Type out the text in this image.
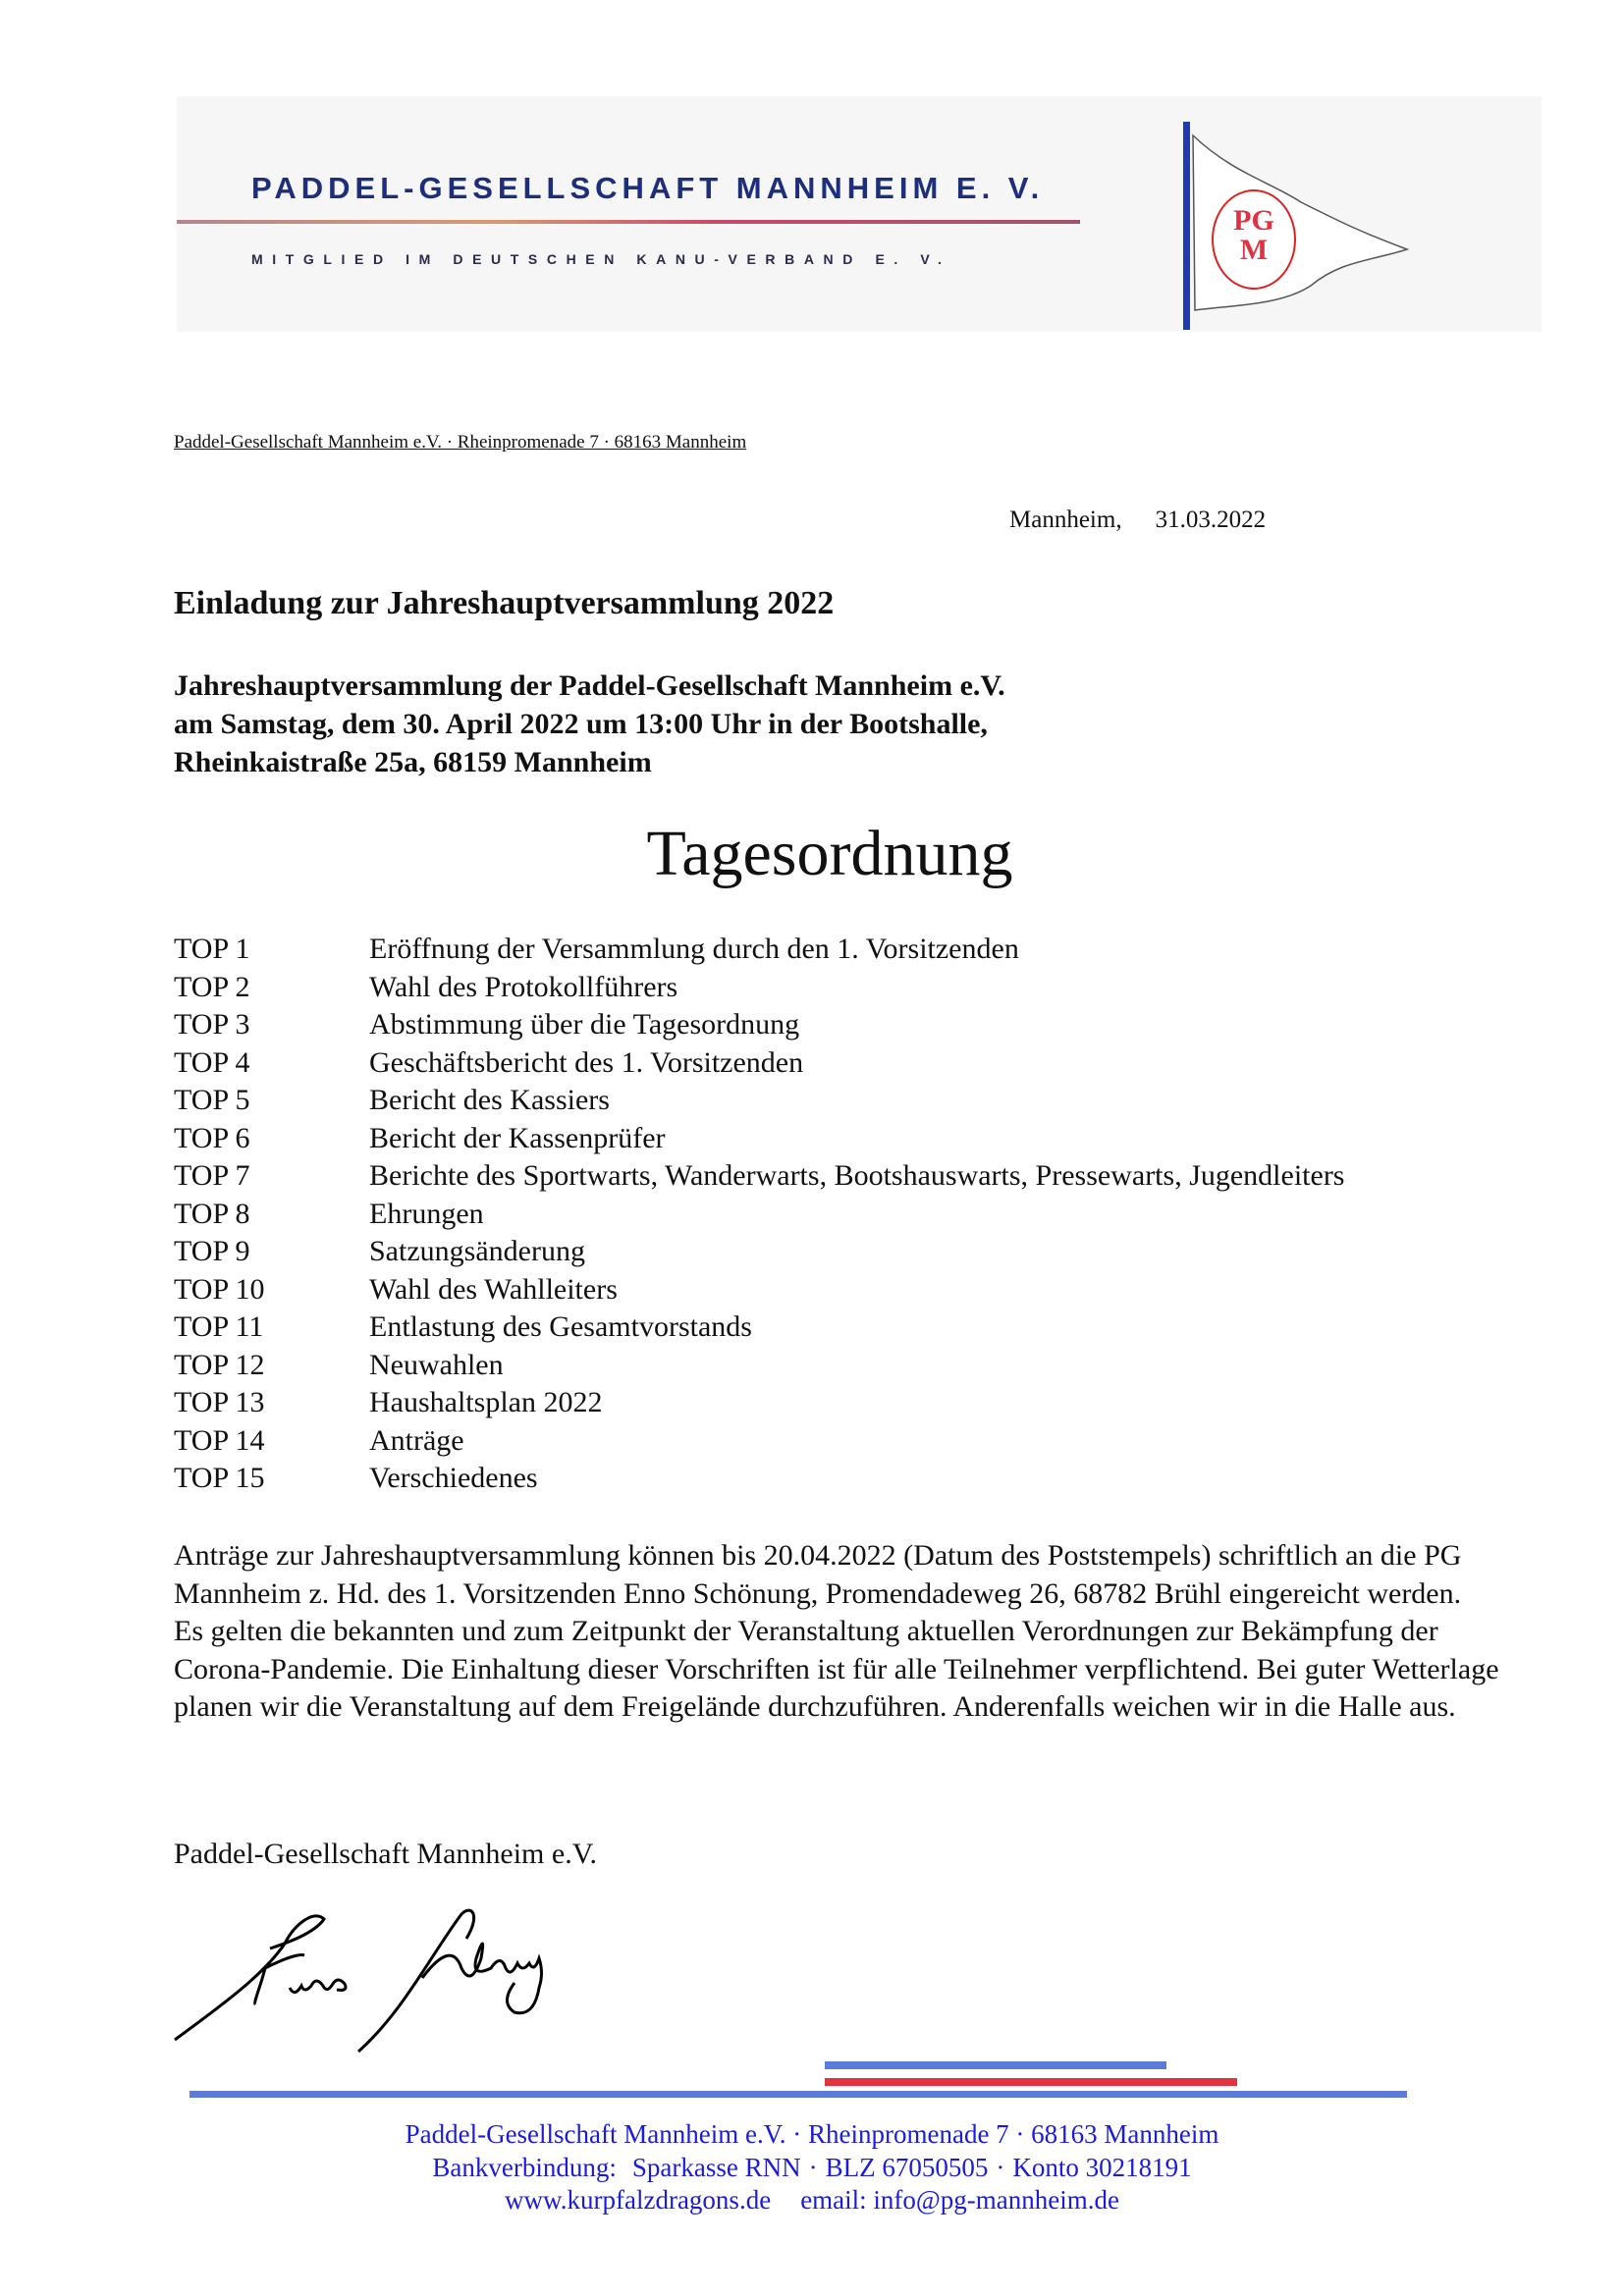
PADDEL-GESELLSCHAFT MANNHEIM E. V.
MITGLIED IM DEUTSCHEN KANU-VERBAND E. V.
PGM
Paddel-Gesellschaft Mannheim e.V. · Rheinpromenade 7 · 68163 Mannheim
Mannheim, 31.03.2022
Einladung zur Jahreshauptversammlung 2022
Jahreshauptversammlung der Paddel-Gesellschaft Mannheim e.V.
am Samstag, dem 30. April 2022 um 13:00 Uhr in der Bootshalle,
Rheinkaistraße 25a, 68159 Mannheim
Tagesordnung
TOP 1	Eröffnung der Versammlung durch den 1. Vorsitzenden
TOP 2	Wahl des Protokollführers
TOP 3	Abstimmung über die Tagesordnung
TOP 4	Geschäftsbericht des 1. Vorsitzenden
TOP 5	Bericht des Kassiers
TOP 6	Bericht der Kassenprüfer
TOP 7	Berichte des Sportwarts, Wanderwarts, Bootshauswarts, Pressewarts, Jugendleiters
TOP 8	Ehrungen
TOP 9	Satzungsänderung
TOP 10	Wahl des Wahlleiters
TOP 11	Entlastung des Gesamtvorstands
TOP 12	Neuwahlen
TOP 13	Haushaltsplan 2022
TOP 14	Anträge
TOP 15	Verschiedenes
Anträge zur Jahreshauptversammlung können bis 20.04.2022 (Datum des Poststempels) schriftlich an die PG Mannheim z. Hd. des 1. Vorsitzenden Enno Schönung, Promendadeweg 26, 68782 Brühl eingereicht werden.
Es gelten die bekannten und zum Zeitpunkt der Veranstaltung aktuellen Verordnungen zur Bekämpfung der Corona-Pandemie. Die Einhaltung dieser Vorschriften ist für alle Teilnehmer verpflichtend. Bei guter Wetterlage planen wir die Veranstaltung auf dem Freigelände durchzuführen. Anderenfalls weichen wir in die Halle aus.
Paddel-Gesellschaft Mannheim e.V.
Paddel-Gesellschaft Mannheim e.V. · Rheinpromenade 7 · 68163 Mannheim
Bankverbindung: Sparkasse RNN · BLZ 67050505 · Konto 30218191
www.kurpfalzdragons.de email: info@pg-mannheim.de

▶ **Exercise**:
Copy all lines from the data that hold the word "Vorsitzenden".

▶ **Task answer**:
TOP 1	Eröffnung der Versammlung durch den 1. Vorsitzenden
TOP 4	Geschäftsbericht des 1. Vorsitzenden
Anträge zur Jahreshauptversammlung können bis 20.04.2022 (Datum des Poststempels) schriftlich an die PG Mannheim z. Hd. des 1. Vorsitzenden Enno Schönung, Promendadeweg 26, 68782 Brühl eingereicht werden.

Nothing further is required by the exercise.